### RECORD EXCERPTS ###
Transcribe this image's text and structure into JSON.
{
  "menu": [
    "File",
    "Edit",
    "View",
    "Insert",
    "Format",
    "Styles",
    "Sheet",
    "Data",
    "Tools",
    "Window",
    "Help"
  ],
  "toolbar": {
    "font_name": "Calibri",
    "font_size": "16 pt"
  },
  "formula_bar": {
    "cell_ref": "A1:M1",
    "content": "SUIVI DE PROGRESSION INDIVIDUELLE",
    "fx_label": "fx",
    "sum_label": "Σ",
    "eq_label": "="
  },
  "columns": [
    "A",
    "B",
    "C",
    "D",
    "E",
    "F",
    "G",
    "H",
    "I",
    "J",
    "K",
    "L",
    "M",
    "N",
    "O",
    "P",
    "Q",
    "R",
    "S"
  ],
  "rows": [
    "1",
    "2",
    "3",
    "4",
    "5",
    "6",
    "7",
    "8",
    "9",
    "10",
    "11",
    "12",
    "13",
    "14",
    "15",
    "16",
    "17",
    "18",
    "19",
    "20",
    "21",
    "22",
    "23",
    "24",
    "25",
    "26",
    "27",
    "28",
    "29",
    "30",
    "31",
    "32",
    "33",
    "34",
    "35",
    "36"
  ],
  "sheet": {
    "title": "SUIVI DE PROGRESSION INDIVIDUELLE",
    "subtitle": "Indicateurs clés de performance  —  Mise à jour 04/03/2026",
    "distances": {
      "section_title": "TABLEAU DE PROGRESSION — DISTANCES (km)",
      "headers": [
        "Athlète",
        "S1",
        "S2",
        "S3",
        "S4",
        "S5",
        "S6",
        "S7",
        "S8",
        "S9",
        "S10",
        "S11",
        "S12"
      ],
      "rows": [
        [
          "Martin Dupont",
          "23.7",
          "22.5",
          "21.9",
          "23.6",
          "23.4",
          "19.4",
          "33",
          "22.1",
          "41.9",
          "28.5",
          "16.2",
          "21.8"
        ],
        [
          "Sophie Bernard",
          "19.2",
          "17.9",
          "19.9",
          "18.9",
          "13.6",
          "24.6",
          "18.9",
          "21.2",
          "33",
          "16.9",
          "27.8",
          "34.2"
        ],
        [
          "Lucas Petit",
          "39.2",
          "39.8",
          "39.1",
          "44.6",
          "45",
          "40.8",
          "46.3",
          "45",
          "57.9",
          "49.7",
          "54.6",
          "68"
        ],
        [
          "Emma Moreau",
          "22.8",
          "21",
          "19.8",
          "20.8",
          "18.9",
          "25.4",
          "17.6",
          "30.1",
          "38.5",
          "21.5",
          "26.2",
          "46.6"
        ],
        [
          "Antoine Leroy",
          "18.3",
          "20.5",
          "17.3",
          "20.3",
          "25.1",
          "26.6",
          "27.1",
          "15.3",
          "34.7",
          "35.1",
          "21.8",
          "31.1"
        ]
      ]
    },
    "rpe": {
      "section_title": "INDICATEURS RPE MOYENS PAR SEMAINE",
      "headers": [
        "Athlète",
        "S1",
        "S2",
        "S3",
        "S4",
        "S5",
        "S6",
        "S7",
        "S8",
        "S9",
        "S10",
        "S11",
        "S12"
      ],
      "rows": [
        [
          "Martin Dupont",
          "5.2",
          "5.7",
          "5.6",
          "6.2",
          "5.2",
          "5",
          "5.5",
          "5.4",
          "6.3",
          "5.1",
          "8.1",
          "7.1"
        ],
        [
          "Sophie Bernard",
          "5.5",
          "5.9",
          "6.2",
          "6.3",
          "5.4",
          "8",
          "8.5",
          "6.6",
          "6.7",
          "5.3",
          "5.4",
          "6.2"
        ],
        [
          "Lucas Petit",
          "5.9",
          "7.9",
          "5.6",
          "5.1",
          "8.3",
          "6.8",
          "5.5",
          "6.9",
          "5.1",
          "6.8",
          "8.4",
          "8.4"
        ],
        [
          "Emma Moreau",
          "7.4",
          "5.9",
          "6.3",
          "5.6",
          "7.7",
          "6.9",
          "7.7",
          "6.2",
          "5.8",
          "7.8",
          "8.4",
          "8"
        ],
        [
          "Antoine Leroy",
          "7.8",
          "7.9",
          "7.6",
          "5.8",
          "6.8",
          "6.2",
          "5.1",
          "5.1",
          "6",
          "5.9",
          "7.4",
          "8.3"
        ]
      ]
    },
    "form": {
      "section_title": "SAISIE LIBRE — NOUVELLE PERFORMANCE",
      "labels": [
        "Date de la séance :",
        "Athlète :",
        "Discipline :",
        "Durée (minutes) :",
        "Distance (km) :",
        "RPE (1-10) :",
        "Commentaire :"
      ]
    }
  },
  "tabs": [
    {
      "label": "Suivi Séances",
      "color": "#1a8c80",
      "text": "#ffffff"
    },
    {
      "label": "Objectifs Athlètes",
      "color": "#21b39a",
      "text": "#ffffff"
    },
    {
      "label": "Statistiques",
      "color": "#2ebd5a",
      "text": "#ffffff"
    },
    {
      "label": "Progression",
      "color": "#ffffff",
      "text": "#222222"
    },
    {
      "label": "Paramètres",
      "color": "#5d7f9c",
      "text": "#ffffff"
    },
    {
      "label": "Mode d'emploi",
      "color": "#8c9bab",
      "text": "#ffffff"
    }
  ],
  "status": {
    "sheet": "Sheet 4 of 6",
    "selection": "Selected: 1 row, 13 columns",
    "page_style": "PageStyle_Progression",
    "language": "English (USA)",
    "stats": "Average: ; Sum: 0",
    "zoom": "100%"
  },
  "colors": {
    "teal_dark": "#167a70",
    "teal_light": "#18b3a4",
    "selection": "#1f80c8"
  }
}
###
**WRITTEN PROBLEM:** Every record above should be copied exactly.

**ANSWER TO THIS TASK:**
Transcribe this image's text and structure into JSON.
{
  "menu": [
    "File",
    "Edit",
    "View",
    "Insert",
    "Format",
    "Styles",
    "Sheet",
    "Data",
    "Tools",
    "Window",
    "Help"
  ],
  "toolbar": {
    "font_name": "Calibri",
    "font_size": "16 pt"
  },
  "formula_bar": {
    "cell_ref": "A1:M1",
    "content": "SUIVI DE PROGRESSION INDIVIDUELLE",
    "fx_label": "fx",
    "sum_label": "Σ",
    "eq_label": "="
  },
  "columns": [
    "A",
    "B",
    "C",
    "D",
    "E",
    "F",
    "G",
    "H",
    "I",
    "J",
    "K",
    "L",
    "M",
    "N",
    "O",
    "P",
    "Q",
    "R",
    "S"
  ],
  "rows": [
    "1",
    "2",
    "3",
    "4",
    "5",
    "6",
    "7",
    "8",
    "9",
    "10",
    "11",
    "12",
    "13",
    "14",
    "15",
    "16",
    "17",
    "18",
    "19",
    "20",
    "21",
    "22",
    "23",
    "24",
    "25",
    "26",
    "27",
    "28",
    "29",
    "30",
    "31",
    "32",
    "33",
    "34",
    "35",
    "36"
  ],
  "sheet": {
    "title": "SUIVI DE PROGRESSION INDIVIDUELLE",
    "subtitle": "Indicateurs clés de performance  —  Mise à jour 04/03/2026",
    "distances": {
      "section_title": "TABLEAU DE PROGRESSION — DISTANCES (km)",
      "headers": [
        "Athlète",
        "S1",
        "S2",
        "S3",
        "S4",
        "S5",
        "S6",
        "S7",
        "S8",
        "S9",
        "S10",
        "S11",
        "S12"
      ],
      "rows": [
        [
          "Martin Dupont",
          "23.7",
          "22.5",
          "21.9",
          "23.6",
          "23.4",
          "19.4",
          "33",
          "22.1",
          "41.9",
          "28.5",
          "16.2",
          "21.8"
        ],
        [
          "Sophie Bernard",
          "19.2",
          "17.9",
          "19.9",
          "18.9",
          "13.6",
          "24.6",
          "18.9",
          "21.2",
          "33",
          "16.9",
          "27.8",
          "34.2"
        ],
        [
          "Lucas Petit",
          "39.2",
          "39.8",
          "39.1",
          "44.6",
          "45",
          "40.8",
          "46.3",
          "45",
          "57.9",
          "49.7",
          "54.6",
          "68"
        ],
        [
          "Emma Moreau",
          "22.8",
          "21",
          "19.8",
          "20.8",
          "18.9",
          "25.4",
          "17.6",
          "30.1",
          "38.5",
          "21.5",
          "26.2",
          "46.6"
        ],
        [
          "Antoine Leroy",
          "18.3",
          "20.5",
          "17.3",
          "20.3",
          "25.1",
          "26.6",
          "27.1",
          "15.3",
          "34.7",
          "35.1",
          "21.8",
          "31.1"
        ]
      ]
    },
    "rpe": {
      "section_title": "INDICATEURS RPE MOYENS PAR SEMAINE",
      "headers": [
        "Athlète",
        "S1",
        "S2",
        "S3",
        "S4",
        "S5",
        "S6",
        "S7",
        "S8",
        "S9",
        "S10",
        "S11",
        "S12"
      ],
      "rows": [
        [
          "Martin Dupont",
          "5.2",
          "5.7",
          "5.6",
          "6.2",
          "5.2",
          "5",
          "5.5",
          "5.4",
          "6.3",
          "5.1",
          "8.1",
          "7.1"
        ],
        [
          "Sophie Bernard",
          "5.5",
          "5.9",
          "6.2",
          "6.3",
          "5.4",
          "8",
          "8.5",
          "6.6",
          "6.7",
          "5.3",
          "5.4",
          "6.2"
        ],
        [
          "Lucas Petit",
          "5.9",
          "7.9",
          "5.6",
          "5.1",
          "8.3",
          "6.8",
          "5.5",
          "6.9",
          "5.1",
          "6.8",
          "8.4",
          "8.4"
        ],
        [
          "Emma Moreau",
          "7.4",
          "5.9",
          "6.3",
          "5.6",
          "7.7",
          "6.9",
          "7.7",
          "6.2",
          "5.8",
          "7.8",
          "8.4",
          "8"
        ],
        [
          "Antoine Leroy",
          "7.8",
          "7.9",
          "7.6",
          "5.8",
          "6.8",
          "6.2",
          "5.1",
          "5.1",
          "6",
          "5.9",
          "7.4",
          "8.3"
        ]
      ]
    },
    "form": {
      "section_title": "SAISIE LIBRE — NOUVELLE PERFORMANCE",
      "labels": [
        "Date de la séance :",
        "Athlète :",
        "Discipline :",
        "Durée (minutes) :",
        "Distance (km) :",
        "RPE (1-10) :",
        "Commentaire :"
      ]
    }
  },
  "tabs": [
    {
      "label": "Suivi Séances",
      "color": "#1a8c80",
      "text": "#ffffff"
    },
    {
      "label": "Objectifs Athlètes",
      "color": "#21b39a",
      "text": "#ffffff"
    },
    {
      "label": "Statistiques",
      "color": "#2ebd5a",
      "text": "#ffffff"
    },
    {
      "label": "Progression",
      "color": "#ffffff",
      "text": "#222222"
    },
    {
      "label": "Paramètres",
      "color": "#5d7f9c",
      "text": "#ffffff"
    },
    {
      "label": "Mode d'emploi",
      "color": "#8c9bab",
      "text": "#ffffff"
    }
  ],
  "status": {
    "sheet": "Sheet 4 of 6",
    "selection": "Selected: 1 row, 13 columns",
    "page_style": "PageStyle_Progression",
    "language": "English (USA)",
    "stats": "Average: ; Sum: 0",
    "zoom": "100%"
  },
  "colors": {
    "teal_dark": "#167a70",
    "teal_light": "#18b3a4",
    "selection": "#1f80c8"
  }
}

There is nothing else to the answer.